WORK REQUIRED
Pick out the lines below that include the string "Suppose".

EXCERPTED RECORDS
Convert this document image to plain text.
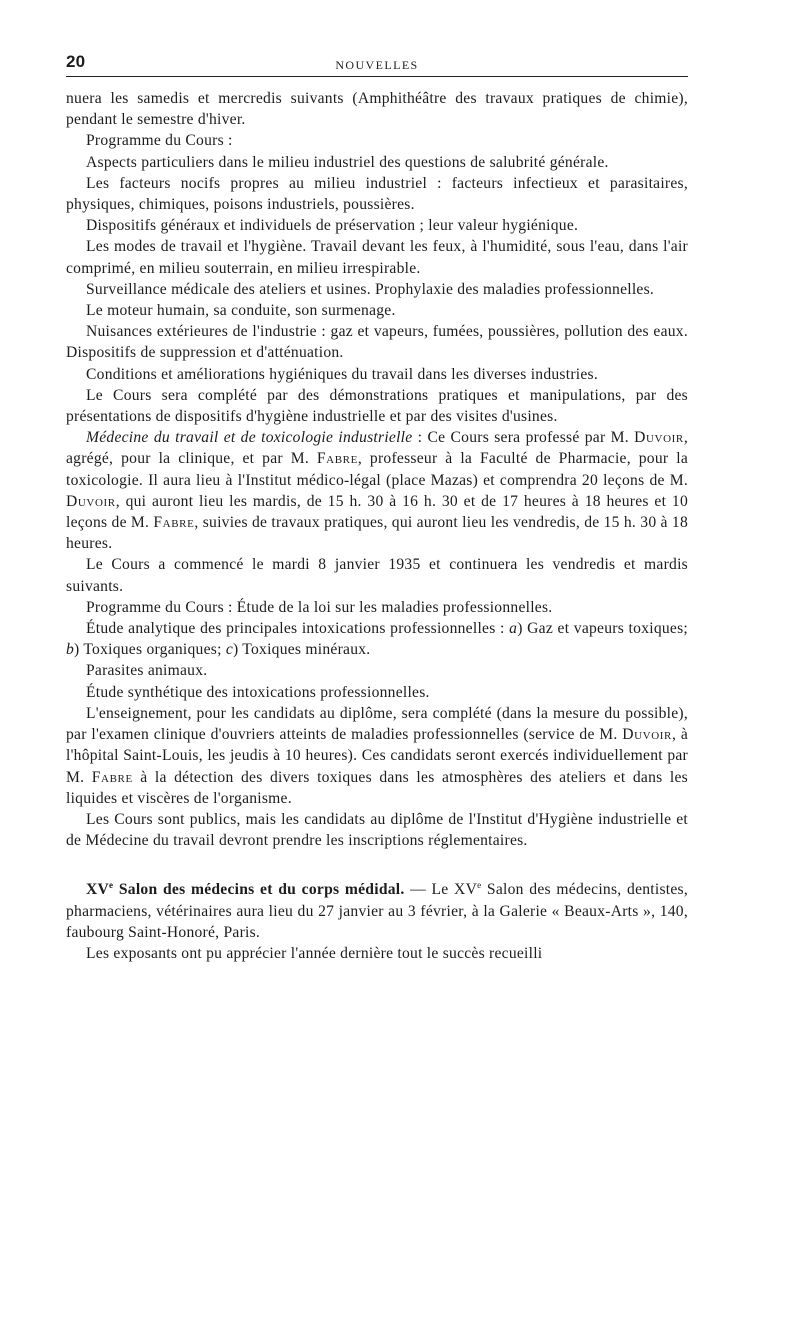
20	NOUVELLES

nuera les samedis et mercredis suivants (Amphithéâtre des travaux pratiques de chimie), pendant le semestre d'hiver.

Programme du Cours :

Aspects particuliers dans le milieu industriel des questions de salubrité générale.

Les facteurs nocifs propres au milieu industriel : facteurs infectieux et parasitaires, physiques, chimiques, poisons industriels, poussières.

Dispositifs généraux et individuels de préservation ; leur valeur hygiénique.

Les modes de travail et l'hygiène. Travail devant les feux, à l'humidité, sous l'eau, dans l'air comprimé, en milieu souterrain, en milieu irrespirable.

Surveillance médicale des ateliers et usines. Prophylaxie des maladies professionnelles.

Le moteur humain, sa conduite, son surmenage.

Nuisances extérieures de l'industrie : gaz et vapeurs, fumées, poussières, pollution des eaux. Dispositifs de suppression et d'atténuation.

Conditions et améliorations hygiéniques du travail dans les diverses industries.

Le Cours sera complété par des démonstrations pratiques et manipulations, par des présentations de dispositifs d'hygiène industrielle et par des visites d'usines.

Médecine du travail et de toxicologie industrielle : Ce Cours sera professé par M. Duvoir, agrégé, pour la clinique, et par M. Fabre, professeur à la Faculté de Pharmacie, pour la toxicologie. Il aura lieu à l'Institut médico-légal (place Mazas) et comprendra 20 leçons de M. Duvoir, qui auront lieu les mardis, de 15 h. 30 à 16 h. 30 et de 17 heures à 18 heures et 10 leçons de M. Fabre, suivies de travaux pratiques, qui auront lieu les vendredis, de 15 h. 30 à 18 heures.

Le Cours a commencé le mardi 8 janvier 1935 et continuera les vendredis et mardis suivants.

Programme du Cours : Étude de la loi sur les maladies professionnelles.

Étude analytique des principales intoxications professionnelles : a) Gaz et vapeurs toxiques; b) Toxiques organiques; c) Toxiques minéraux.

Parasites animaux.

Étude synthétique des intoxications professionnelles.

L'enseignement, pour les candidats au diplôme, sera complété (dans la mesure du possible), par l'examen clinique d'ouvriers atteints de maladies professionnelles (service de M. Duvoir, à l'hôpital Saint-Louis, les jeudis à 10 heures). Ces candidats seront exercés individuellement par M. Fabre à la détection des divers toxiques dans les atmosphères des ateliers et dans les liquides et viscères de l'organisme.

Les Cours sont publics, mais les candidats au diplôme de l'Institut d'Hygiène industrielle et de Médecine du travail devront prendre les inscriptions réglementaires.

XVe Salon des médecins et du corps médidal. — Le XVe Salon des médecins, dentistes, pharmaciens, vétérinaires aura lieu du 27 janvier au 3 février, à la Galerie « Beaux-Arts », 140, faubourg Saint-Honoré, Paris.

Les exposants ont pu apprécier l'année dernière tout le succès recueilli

...

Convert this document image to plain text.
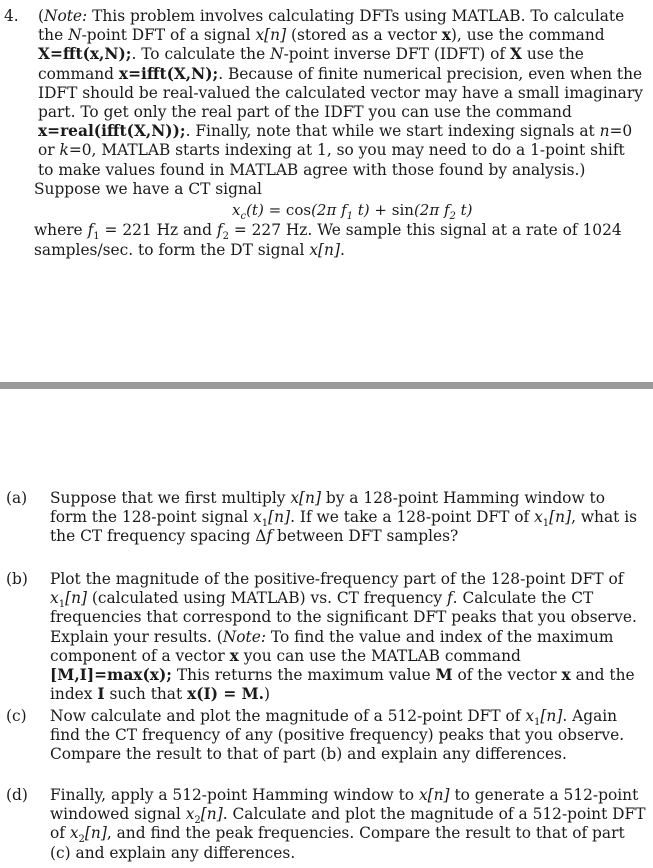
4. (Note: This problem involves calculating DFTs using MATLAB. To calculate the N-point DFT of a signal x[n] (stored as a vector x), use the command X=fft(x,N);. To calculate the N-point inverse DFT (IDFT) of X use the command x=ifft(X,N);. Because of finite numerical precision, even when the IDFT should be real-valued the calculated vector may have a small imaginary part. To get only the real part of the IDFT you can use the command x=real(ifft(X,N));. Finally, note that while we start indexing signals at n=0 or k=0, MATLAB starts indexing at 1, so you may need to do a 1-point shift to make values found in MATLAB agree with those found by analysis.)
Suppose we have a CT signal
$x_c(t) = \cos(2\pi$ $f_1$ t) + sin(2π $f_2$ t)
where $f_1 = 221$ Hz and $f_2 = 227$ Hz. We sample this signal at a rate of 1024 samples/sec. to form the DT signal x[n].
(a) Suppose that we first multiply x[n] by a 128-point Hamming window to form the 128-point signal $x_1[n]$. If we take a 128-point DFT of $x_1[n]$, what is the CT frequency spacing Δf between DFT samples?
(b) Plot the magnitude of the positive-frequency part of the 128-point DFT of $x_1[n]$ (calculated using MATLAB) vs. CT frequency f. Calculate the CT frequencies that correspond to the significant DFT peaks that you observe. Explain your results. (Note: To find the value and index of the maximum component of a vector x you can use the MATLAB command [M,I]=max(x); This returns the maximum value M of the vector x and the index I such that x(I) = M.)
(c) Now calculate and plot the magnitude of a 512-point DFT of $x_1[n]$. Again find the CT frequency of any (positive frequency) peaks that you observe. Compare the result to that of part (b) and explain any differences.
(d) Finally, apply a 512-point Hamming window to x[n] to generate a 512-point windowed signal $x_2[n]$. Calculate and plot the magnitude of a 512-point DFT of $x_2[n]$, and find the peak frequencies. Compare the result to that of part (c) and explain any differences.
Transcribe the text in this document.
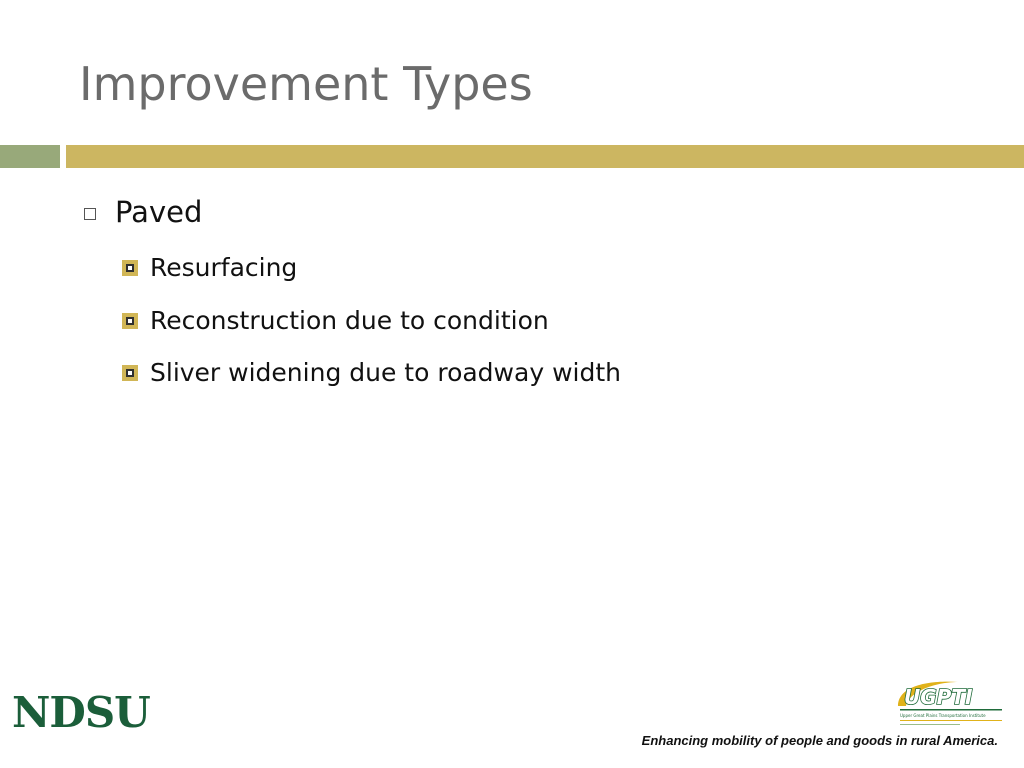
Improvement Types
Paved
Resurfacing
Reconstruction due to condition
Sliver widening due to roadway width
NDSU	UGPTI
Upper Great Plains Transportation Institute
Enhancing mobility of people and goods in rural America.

* * *

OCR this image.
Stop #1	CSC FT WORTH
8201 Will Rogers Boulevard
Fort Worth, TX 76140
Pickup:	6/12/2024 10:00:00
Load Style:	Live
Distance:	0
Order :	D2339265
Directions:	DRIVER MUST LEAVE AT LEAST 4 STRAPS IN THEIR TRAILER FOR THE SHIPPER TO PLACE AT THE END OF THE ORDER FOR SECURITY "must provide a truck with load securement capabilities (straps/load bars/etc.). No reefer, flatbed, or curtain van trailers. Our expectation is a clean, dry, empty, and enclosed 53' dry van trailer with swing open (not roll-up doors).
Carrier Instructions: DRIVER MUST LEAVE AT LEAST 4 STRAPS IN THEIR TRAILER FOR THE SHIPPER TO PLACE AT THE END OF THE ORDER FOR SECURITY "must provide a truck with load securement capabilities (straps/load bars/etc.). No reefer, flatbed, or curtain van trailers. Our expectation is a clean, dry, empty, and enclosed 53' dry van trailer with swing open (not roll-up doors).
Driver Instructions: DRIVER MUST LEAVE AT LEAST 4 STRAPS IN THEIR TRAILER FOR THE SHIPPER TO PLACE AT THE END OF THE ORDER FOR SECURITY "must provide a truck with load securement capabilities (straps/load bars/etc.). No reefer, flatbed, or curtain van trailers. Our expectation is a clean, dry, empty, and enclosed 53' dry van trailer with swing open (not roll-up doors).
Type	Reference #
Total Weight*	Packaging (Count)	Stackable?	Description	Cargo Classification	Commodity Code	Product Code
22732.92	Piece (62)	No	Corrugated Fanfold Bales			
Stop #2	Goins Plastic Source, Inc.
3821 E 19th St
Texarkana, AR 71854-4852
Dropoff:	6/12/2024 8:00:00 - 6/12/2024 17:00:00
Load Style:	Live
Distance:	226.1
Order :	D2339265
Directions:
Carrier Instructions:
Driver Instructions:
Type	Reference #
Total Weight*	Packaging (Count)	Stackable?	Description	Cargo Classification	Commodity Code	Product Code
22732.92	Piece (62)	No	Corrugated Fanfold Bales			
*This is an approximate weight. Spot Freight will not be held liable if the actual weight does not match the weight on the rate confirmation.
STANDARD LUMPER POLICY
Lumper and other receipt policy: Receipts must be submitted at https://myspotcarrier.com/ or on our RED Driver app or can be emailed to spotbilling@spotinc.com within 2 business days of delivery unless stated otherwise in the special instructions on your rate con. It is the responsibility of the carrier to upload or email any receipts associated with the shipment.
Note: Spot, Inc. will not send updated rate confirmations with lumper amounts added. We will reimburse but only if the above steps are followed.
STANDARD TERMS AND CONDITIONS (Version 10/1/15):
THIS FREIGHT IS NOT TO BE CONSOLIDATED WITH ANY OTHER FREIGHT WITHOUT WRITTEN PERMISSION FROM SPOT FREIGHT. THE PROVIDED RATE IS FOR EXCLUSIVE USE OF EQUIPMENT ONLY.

FINISHED TASK
Suppose we have a CT signal
(a) Suppose that we first multiply x[n] by a 128-point Hamming window to form the 128-point signal $x_1[n]$. If we take a 128-point DFT of $x_1[n]$, what is the CT frequency spacing Δf between DFT samples?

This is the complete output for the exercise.